## What you will do
Repeat the material below exactly, with no pictures.

[Collected data entries]
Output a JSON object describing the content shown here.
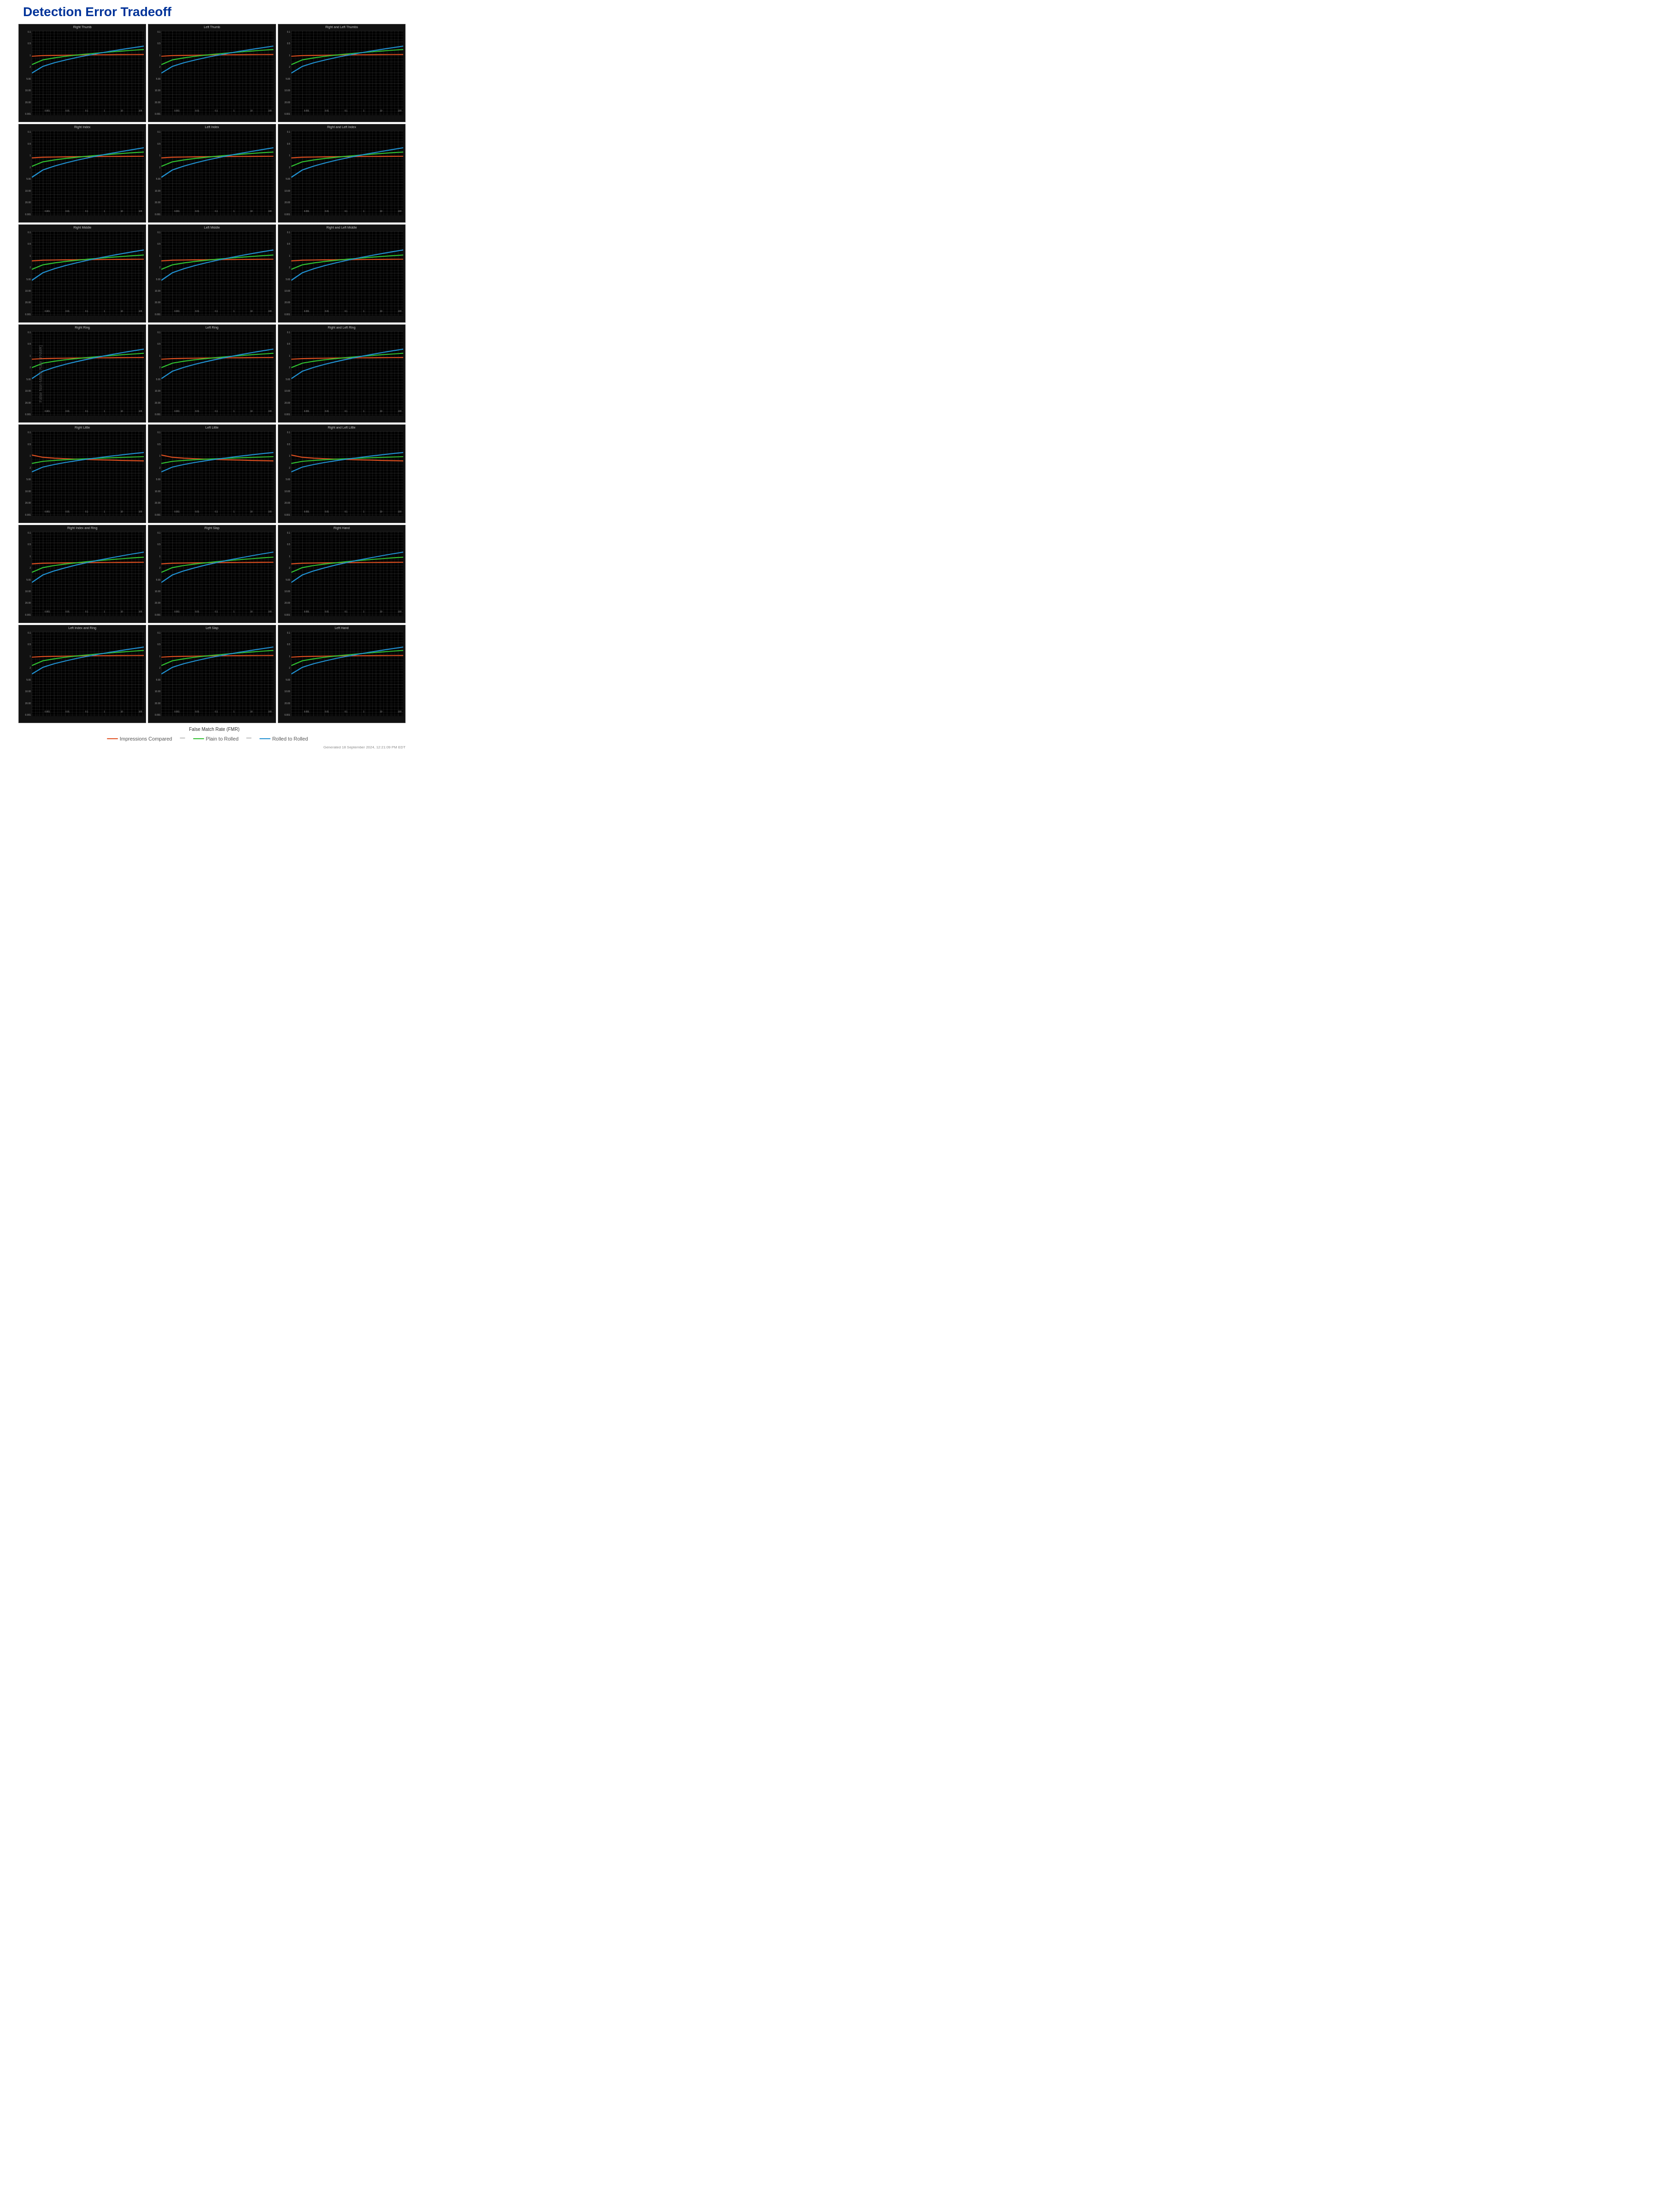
{
  "title": "Detection Error Tradeoff",
  "y_axis_title": "False Non-Match Rate (FNMR)",
  "x_axis_title": "False Match Rate (FMR)",
  "footer": "Generated 18 September 2024, 12:21:09 PM EDT",
  "legend": {
    "items": [
      {
        "label": "Impressions Compared",
        "color": "#e05020"
      },
      {
        "label": "Plain to Rolled",
        "color": "#30c030"
      },
      {
        "label": "Rolled to Rolled",
        "color": "#2090d0"
      }
    ]
  },
  "x_labels": [
    "0.001",
    "0.01",
    "0.1 0.2 0.5 1",
    "0 2 5 10",
    "20 50 100"
  ],
  "y_labels": [
    "0.1",
    "0.5",
    "1",
    "2",
    "5.00",
    "10.00",
    "20.00",
    "0.001"
  ],
  "rows": [
    {
      "charts": [
        {
          "title": "Right Thumb"
        },
        {
          "title": "Left Thumb"
        },
        {
          "title": "Right and Left Thumbs"
        }
      ]
    },
    {
      "charts": [
        {
          "title": "Right Index"
        },
        {
          "title": "Left Index"
        },
        {
          "title": "Right and Left Index"
        }
      ]
    },
    {
      "charts": [
        {
          "title": "Right Middle"
        },
        {
          "title": "Left Middle"
        },
        {
          "title": "Right and Left Middle"
        }
      ]
    },
    {
      "charts": [
        {
          "title": "Right Ring"
        },
        {
          "title": "Left Ring"
        },
        {
          "title": "Right and Left Ring"
        }
      ]
    },
    {
      "charts": [
        {
          "title": "Right Little"
        },
        {
          "title": "Left Little"
        },
        {
          "title": "Right and Left Little"
        }
      ]
    },
    {
      "charts": [
        {
          "title": "Right Index and Ring"
        },
        {
          "title": "Right Slap"
        },
        {
          "title": "Right Hand"
        }
      ]
    },
    {
      "charts": [
        {
          "title": "Left Index and Ring"
        },
        {
          "title": "Left Slap"
        },
        {
          "title": "Left Hand"
        }
      ]
    }
  ]
}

## Solution for this problem
Output a JSON object describing the content shown here.
{
  "title": "Detection Error Tradeoff",
  "y_axis_title": "False Non-Match Rate (FNMR)",
  "x_axis_title": "False Match Rate (FMR)",
  "footer": "Generated 18 September 2024, 12:21:09 PM EDT",
  "legend": {
    "items": [
      {
        "label": "Impressions Compared",
        "color": "#e05020"
      },
      {
        "label": "Plain to Rolled",
        "color": "#30c030"
      },
      {
        "label": "Rolled to Rolled",
        "color": "#2090d0"
      }
    ]
  },
  "x_labels": [
    "0.001",
    "0.01",
    "0.1 0.2 0.5 1",
    "0 2 5 10",
    "20 50 100"
  ],
  "y_labels": [
    "0.1",
    "0.5",
    "1",
    "2",
    "5.00",
    "10.00",
    "20.00",
    "0.001"
  ],
  "rows": [
    {
      "charts": [
        {
          "title": "Right Thumb"
        },
        {
          "title": "Left Thumb"
        },
        {
          "title": "Right and Left Thumbs"
        }
      ]
    },
    {
      "charts": [
        {
          "title": "Right Index"
        },
        {
          "title": "Left Index"
        },
        {
          "title": "Right and Left Index"
        }
      ]
    },
    {
      "charts": [
        {
          "title": "Right Middle"
        },
        {
          "title": "Left Middle"
        },
        {
          "title": "Right and Left Middle"
        }
      ]
    },
    {
      "charts": [
        {
          "title": "Right Ring"
        },
        {
          "title": "Left Ring"
        },
        {
          "title": "Right and Left Ring"
        }
      ]
    },
    {
      "charts": [
        {
          "title": "Right Little"
        },
        {
          "title": "Left Little"
        },
        {
          "title": "Right and Left Little"
        }
      ]
    },
    {
      "charts": [
        {
          "title": "Right Index and Ring"
        },
        {
          "title": "Right Slap"
        },
        {
          "title": "Right Hand"
        }
      ]
    },
    {
      "charts": [
        {
          "title": "Left Index and Ring"
        },
        {
          "title": "Left Slap"
        },
        {
          "title": "Left Hand"
        }
      ]
    }
  ]
}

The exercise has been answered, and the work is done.